PROBLEM TO WORK ON:
Set down each line of the material that follows, exactly, with no pictures.
╭─ DATA PROVIDED
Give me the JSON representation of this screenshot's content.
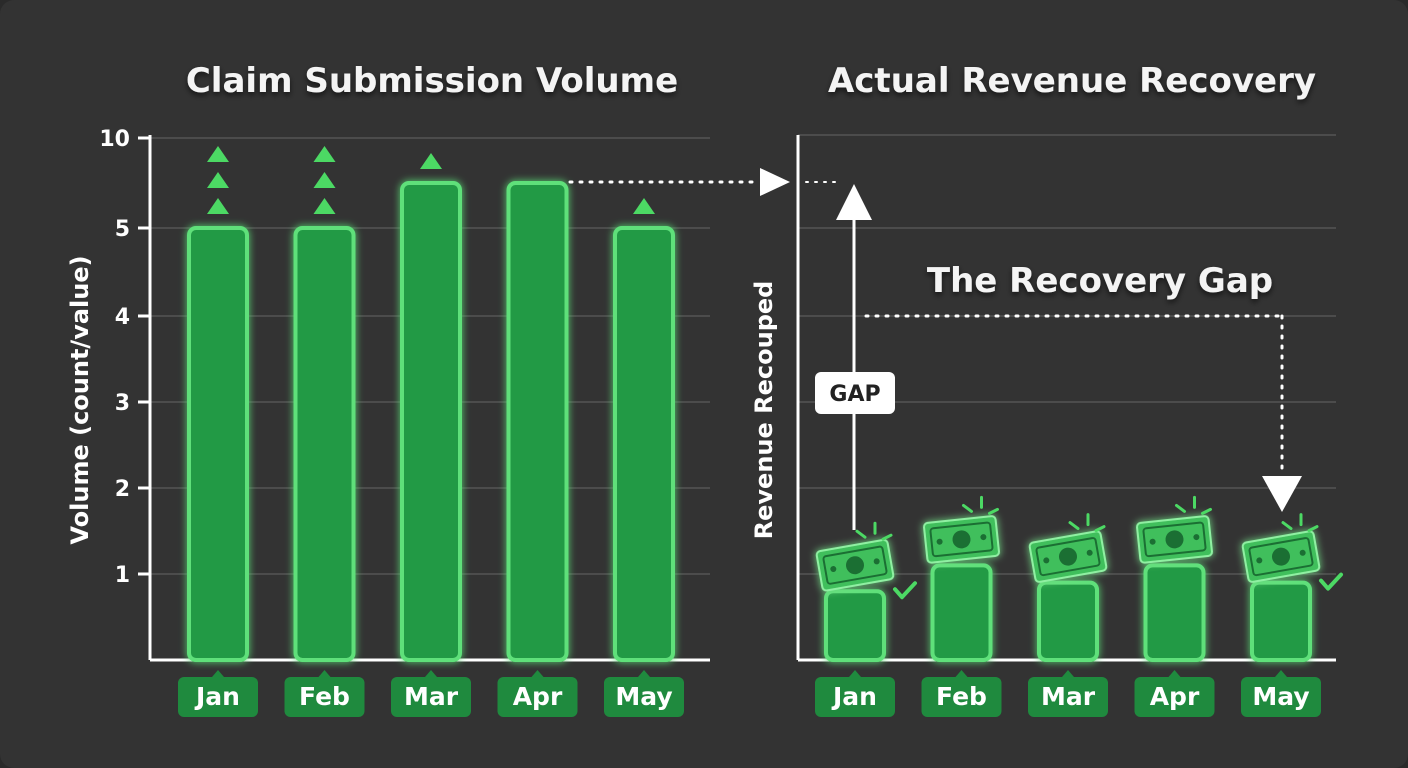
{
  "colors": {
    "background": "#333333",
    "bar_fill": "#219a45",
    "bar_stroke": "#5fe07a",
    "chip_fill": "#1f8a3e",
    "accent": "#4cd964",
    "grid": "#555555",
    "axis": "#ffffff"
  },
  "annotations": {
    "gap_title": "The Recovery Gap",
    "gap_badge": "GAP"
  },
  "chart_data": [
    {
      "type": "bar",
      "title": "Claim Submission Volume",
      "xlabel": "",
      "ylabel": "Volume (count/value)",
      "categories": [
        "Jan",
        "Feb",
        "Mar",
        "Apr",
        "May"
      ],
      "values": [
        5,
        5,
        5.5,
        5.5,
        5
      ],
      "up_markers": [
        3,
        3,
        1,
        0,
        1
      ],
      "yticks": [
        "1",
        "2",
        "3",
        "4",
        "5",
        "10"
      ],
      "grid": true
    },
    {
      "type": "bar",
      "title": "Actual Revenue Recovery",
      "xlabel": "",
      "ylabel": "Revenue Recouped",
      "categories": [
        "Jan",
        "Feb",
        "Mar",
        "Apr",
        "May"
      ],
      "values": [
        0.8,
        1.1,
        0.9,
        1.1,
        0.9
      ],
      "icons": [
        "money-bill-icon",
        "money-bill-icon",
        "money-bill-icon",
        "money-bill-icon",
        "money-bill-icon"
      ],
      "grid": true
    }
  ]
}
╰─
SOLUTION TO THIS PROBLEM:
Give me the JSON representation of this screenshot's content.
{
  "colors": {
    "background": "#333333",
    "bar_fill": "#219a45",
    "bar_stroke": "#5fe07a",
    "chip_fill": "#1f8a3e",
    "accent": "#4cd964",
    "grid": "#555555",
    "axis": "#ffffff"
  },
  "annotations": {
    "gap_title": "The Recovery Gap",
    "gap_badge": "GAP"
  },
  "chart_data": [
    {
      "type": "bar",
      "title": "Claim Submission Volume",
      "xlabel": "",
      "ylabel": "Volume (count/value)",
      "categories": [
        "Jan",
        "Feb",
        "Mar",
        "Apr",
        "May"
      ],
      "values": [
        5,
        5,
        5.5,
        5.5,
        5
      ],
      "up_markers": [
        3,
        3,
        1,
        0,
        1
      ],
      "yticks": [
        "1",
        "2",
        "3",
        "4",
        "5",
        "10"
      ],
      "grid": true
    },
    {
      "type": "bar",
      "title": "Actual Revenue Recovery",
      "xlabel": "",
      "ylabel": "Revenue Recouped",
      "categories": [
        "Jan",
        "Feb",
        "Mar",
        "Apr",
        "May"
      ],
      "values": [
        0.8,
        1.1,
        0.9,
        1.1,
        0.9
      ],
      "icons": [
        "money-bill-icon",
        "money-bill-icon",
        "money-bill-icon",
        "money-bill-icon",
        "money-bill-icon"
      ],
      "grid": true
    }
  ]
}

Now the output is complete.